Exercises:
[1] In the mailing-list message about testing, what does Phlip say B should not have?
[2] Write the next part of the mailing-list message about testing, picking up after its last line.

Text:
☆ ☆ ☆ ☆ ☆
Shadowfirebird
8/2/2008 10:36:00 AM
Thanks everyone.
Now I need to go meditate to get my head around the idea of designing
methods to be testable. It's quite a shift.
Shadowfirebird.
On Sat, Aug 2, 2008 at 2:24 AM, Phlip <phlip2005@gmail.com> wrote:
> Shadowfirebird wrote:
>
>> I've found this lovely bit of example code for mocha, though -- see
>> below. If I understand you correctly, you seem to be saying that you
>> *don't* test the output routine; you use a mock to fake it so that you
>> can test the rest of the code?
>
> Consider a test T that calls A, which calls B.
>
> Sometimes, a B is cheap to assemble, so T can assemble B, activate A, and
> test that A did its thing. T considers B's behavior just a side-effect.
>
> Most of the time, B should be real. And its state should be static (such as
> a Rails "fixture", with static data.) B should not have runaway
> dependencies. The test T should be easy to set-up.
☆ ☆ ☆ ☆ ☆
Dataset:
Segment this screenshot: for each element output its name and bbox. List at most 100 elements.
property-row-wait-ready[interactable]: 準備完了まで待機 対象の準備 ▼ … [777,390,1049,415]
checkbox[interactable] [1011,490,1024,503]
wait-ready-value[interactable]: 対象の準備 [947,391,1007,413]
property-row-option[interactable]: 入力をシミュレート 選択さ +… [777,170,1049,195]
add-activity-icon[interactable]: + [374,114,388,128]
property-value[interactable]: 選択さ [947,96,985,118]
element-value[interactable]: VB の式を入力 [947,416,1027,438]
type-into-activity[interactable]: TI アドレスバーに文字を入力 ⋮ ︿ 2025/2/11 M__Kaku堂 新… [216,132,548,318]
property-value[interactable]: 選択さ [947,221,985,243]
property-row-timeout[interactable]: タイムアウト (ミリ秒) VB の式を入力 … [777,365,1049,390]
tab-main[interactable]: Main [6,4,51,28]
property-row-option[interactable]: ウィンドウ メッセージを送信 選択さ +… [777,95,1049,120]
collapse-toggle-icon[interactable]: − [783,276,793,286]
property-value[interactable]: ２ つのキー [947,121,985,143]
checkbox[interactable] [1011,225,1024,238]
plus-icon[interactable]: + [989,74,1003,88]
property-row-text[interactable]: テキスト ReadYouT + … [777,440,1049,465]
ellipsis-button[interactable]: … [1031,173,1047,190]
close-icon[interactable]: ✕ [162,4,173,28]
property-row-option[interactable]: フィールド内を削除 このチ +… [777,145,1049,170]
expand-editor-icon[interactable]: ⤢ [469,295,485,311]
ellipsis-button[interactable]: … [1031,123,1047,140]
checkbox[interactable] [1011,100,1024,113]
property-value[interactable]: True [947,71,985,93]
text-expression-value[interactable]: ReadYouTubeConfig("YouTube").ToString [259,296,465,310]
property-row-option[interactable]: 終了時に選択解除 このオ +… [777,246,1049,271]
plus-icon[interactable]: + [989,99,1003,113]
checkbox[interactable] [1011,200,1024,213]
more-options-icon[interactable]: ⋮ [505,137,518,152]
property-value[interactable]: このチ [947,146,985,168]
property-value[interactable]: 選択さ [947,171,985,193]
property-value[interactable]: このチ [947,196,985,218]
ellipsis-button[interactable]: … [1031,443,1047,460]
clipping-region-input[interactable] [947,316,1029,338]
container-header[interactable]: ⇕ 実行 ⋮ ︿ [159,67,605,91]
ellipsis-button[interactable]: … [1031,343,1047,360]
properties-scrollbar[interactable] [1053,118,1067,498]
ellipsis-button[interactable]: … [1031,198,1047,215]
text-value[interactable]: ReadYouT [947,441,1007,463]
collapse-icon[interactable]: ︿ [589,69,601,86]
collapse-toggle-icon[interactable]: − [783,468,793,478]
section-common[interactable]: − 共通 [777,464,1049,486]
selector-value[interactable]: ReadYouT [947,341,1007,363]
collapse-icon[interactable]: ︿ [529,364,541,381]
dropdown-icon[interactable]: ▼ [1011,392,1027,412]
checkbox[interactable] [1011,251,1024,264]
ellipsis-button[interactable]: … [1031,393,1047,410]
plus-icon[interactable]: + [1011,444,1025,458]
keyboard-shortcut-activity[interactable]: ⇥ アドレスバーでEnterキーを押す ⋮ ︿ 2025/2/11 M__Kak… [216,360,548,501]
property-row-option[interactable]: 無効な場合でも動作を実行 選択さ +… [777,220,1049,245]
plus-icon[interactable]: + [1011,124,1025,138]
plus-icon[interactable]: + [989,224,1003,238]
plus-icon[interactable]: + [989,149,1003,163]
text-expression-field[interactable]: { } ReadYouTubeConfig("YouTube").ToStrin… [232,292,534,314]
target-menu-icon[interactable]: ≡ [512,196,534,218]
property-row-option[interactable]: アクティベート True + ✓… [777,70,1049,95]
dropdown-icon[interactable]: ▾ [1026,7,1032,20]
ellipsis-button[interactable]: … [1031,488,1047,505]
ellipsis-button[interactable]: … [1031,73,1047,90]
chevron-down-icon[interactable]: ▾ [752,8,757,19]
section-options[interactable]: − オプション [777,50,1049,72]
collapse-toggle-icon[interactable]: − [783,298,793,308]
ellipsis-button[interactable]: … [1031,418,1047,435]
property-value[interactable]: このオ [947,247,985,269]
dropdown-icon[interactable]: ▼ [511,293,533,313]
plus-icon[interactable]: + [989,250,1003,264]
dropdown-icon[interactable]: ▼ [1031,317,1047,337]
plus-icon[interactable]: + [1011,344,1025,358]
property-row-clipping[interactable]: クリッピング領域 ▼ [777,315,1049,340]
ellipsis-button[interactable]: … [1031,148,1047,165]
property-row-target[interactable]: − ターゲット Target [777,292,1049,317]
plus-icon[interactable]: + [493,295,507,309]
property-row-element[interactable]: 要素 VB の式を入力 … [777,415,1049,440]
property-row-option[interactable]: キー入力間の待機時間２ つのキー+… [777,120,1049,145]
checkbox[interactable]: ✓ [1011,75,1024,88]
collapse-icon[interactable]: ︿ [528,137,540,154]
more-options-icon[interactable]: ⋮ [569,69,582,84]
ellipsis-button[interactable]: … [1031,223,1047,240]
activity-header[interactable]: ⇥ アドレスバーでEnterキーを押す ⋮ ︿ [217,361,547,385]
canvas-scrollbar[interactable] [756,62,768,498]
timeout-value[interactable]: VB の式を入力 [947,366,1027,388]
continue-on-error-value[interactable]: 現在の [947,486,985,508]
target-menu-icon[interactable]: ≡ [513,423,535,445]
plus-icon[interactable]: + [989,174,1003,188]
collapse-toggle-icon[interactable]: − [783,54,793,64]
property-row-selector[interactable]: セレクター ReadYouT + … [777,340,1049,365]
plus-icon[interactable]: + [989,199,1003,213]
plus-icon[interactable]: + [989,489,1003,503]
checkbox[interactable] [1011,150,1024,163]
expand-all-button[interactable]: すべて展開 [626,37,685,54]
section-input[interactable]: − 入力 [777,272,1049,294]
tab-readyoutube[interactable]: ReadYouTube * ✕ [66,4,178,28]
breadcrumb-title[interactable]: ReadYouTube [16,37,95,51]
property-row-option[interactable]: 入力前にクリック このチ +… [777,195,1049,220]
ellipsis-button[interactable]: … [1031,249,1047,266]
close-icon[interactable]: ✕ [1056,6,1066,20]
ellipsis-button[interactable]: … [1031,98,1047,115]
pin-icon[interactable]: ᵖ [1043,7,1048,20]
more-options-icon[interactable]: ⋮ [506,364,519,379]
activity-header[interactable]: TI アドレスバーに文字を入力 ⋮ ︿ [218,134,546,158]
☆ ☆ ☆ ☆ ☆
Written answers:
[1] Runaway dependencies.

[2]
>
> You should mock B if it's too expensive to set up. For example, if B reads
> the system clock, and if T would prefer the date is 2008 July 31, the test T
> should not wait an infinite amount of time, until the cosmos oscillates and
> 2008 July 31 occurs again. Tests should run as fast as possible, to avoid
> any hesitation running them.
>
> You should mock B, so it behaves as if the date is correct. Or you should
> mock (in Ruby) Time.now, so all Ruby methods that use the date will read the
> mocked date.
>
> Other examples of things too expensive to directly test:
>
> - live users
> - random numbers
> - hardware - networks, robots, tape drives, the clock, etc
> - system errors
>
> If your B object is not on the list, you should not mock it. Unit tests work
> best when they cross-test everything. The only thing better than a test that
> fails because A broke is many tests that all accurately fail because B
> broke. If your B is too expensive to assemble, you should refactor it, so it
> bypasses the behavior that T and A did not care about.
>
>> class Enterprise
>> def initialize(dilithium); @dilithium = dilithium; end
>>
>> def go(warp_factor); warp_factor.times { @dilithium.nuke(:anti_matter)
>> }; end
>> end
>
> Very nice. And note it obeys my list, by mocking both hardware and
> space-time distortions.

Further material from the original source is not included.